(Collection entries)
──────────

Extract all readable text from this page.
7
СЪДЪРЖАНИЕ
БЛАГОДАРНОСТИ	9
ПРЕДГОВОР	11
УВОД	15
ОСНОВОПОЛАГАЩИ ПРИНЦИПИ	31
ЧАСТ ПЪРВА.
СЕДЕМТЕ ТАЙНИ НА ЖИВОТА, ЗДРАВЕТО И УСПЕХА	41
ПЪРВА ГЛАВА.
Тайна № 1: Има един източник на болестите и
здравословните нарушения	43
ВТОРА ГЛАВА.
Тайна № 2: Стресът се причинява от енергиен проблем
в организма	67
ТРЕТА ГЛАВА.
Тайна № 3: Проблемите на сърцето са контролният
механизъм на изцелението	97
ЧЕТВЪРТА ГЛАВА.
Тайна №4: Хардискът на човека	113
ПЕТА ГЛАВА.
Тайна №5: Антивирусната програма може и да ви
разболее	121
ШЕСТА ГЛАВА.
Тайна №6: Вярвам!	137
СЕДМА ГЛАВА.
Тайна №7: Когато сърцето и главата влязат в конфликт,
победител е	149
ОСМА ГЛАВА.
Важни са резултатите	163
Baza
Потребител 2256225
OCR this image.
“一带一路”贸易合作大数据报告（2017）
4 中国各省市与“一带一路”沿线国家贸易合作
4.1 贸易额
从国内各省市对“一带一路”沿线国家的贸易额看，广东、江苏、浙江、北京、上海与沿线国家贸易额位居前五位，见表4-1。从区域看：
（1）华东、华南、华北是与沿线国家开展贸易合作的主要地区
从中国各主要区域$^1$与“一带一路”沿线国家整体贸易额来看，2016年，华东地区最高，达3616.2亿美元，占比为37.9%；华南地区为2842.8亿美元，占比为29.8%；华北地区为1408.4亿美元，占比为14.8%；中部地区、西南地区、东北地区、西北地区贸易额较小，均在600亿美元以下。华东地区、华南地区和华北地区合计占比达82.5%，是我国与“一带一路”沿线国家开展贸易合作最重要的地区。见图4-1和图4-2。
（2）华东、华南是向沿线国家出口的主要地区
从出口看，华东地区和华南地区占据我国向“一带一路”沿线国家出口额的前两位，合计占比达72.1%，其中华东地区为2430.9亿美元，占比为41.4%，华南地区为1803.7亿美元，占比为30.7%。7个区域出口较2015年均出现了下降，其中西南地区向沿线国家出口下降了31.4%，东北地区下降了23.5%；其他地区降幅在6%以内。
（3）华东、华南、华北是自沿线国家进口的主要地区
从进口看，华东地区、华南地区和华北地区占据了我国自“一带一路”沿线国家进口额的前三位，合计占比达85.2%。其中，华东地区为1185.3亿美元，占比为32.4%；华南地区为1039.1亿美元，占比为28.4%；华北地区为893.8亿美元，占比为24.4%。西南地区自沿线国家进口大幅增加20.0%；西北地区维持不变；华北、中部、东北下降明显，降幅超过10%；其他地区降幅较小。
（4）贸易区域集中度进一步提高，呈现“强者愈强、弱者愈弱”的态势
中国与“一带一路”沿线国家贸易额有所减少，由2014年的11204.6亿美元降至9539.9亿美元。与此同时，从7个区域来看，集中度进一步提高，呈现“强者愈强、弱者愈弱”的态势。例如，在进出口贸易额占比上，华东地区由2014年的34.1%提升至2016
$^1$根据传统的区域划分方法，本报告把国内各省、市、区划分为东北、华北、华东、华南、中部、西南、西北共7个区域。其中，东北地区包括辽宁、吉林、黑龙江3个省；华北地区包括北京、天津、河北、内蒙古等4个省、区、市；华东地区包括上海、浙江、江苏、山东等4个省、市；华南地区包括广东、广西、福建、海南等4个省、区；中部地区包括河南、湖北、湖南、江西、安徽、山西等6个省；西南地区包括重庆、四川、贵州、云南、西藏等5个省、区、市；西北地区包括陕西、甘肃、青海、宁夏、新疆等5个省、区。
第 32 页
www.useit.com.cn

──────────

Extract each entry in full, exactly as given.

Extract all readable text from this page.
7
СЪДЪРЖАНИЕ
БЛАГОДАРНОСТИ	9
ПРЕДГОВОР	11
УВОД	15
ОСНОВОПОЛАГАЩИ ПРИНЦИПИ	31
ЧАСТ ПЪРВА.
СЕДЕМТЕ ТАЙНИ НА ЖИВОТА, ЗДРАВЕТО И УСПЕХА	41
ПЪРВА ГЛАВА.
Тайна № 1: Има един източник на болестите и
здравословните нарушения	43
ВТОРА ГЛАВА.
Тайна № 2: Стресът се причинява от енергиен проблем
в организма	67
ТРЕТА ГЛАВА.
Тайна № 3: Проблемите на сърцето са контролният
механизъм на изцелението	97
ЧЕТВЪРТА ГЛАВА.
Тайна №4: Хардискът на човека	113
ПЕТА ГЛАВА.
Тайна №5: Антивирусната програма може и да ви
разболее	121
ШЕСТА ГЛАВА.
Тайна №6: Вярвам!	137
СЕДМА ГЛАВА.
Тайна №7: Когато сърцето и главата влязат в конфликт,
победител е	149
ОСМА ГЛАВА.
Важни са резултатите	163
Baza
Потребител 2256225
OCR this image.
“一带一路”贸易合作大数据报告（2017）
4 中国各省市与“一带一路”沿线国家贸易合作
4.1 贸易额
从国内各省市对“一带一路”沿线国家的贸易额看，广东、江苏、浙江、北京、上海与沿线国家贸易额位居前五位，见表4-1。从区域看：
（1）华东、华南、华北是与沿线国家开展贸易合作的主要地区
从中国各主要区域$^1$与“一带一路”沿线国家整体贸易额来看，2016年，华东地区最高，达3616.2亿美元，占比为37.9%；华南地区为2842.8亿美元，占比为29.8%；华北地区为1408.4亿美元，占比为14.8%；中部地区、西南地区、东北地区、西北地区贸易额较小，均在600亿美元以下。华东地区、华南地区和华北地区合计占比达82.5%，是我国与“一带一路”沿线国家开展贸易合作最重要的地区。见图4-1和图4-2。
（2）华东、华南是向沿线国家出口的主要地区
从出口看，华东地区和华南地区占据我国向“一带一路”沿线国家出口额的前两位，合计占比达72.1%，其中华东地区为2430.9亿美元，占比为41.4%，华南地区为1803.7亿美元，占比为30.7%。7个区域出口较2015年均出现了下降，其中西南地区向沿线国家出口下降了31.4%，东北地区下降了23.5%；其他地区降幅在6%以内。
（3）华东、华南、华北是自沿线国家进口的主要地区
从进口看，华东地区、华南地区和华北地区占据了我国自“一带一路”沿线国家进口额的前三位，合计占比达85.2%。其中，华东地区为1185.3亿美元，占比为32.4%；华南地区为1039.1亿美元，占比为28.4%；华北地区为893.8亿美元，占比为24.4%。西南地区自沿线国家进口大幅增加20.0%；西北地区维持不变；华北、中部、东北下降明显，降幅超过10%；其他地区降幅较小。
（4）贸易区域集中度进一步提高，呈现“强者愈强、弱者愈弱”的态势
中国与“一带一路”沿线国家贸易额有所减少，由2014年的11204.6亿美元降至9539.9亿美元。与此同时，从7个区域来看，集中度进一步提高，呈现“强者愈强、弱者愈弱”的态势。例如，在进出口贸易额占比上，华东地区由2014年的34.1%提升至2016
$^1$根据传统的区域划分方法，本报告把国内各省、市、区划分为东北、华北、华东、华南、中部、西南、西北共7个区域。其中，东北地区包括辽宁、吉林、黑龙江3个省；华北地区包括北京、天津、河北、内蒙古等4个省、区、市；华东地区包括上海、浙江、江苏、山东等4个省、市；华南地区包括广东、广西、福建、海南等4个省、区；中部地区包括河南、湖北、湖南、江西、安徽、山西等6个省；西南地区包括重庆、四川、贵州、云南、西藏等5个省、区、市；西北地区包括陕西、甘肃、青海、宁夏、新疆等5个省、区。
第 32 页
www.useit.com.cn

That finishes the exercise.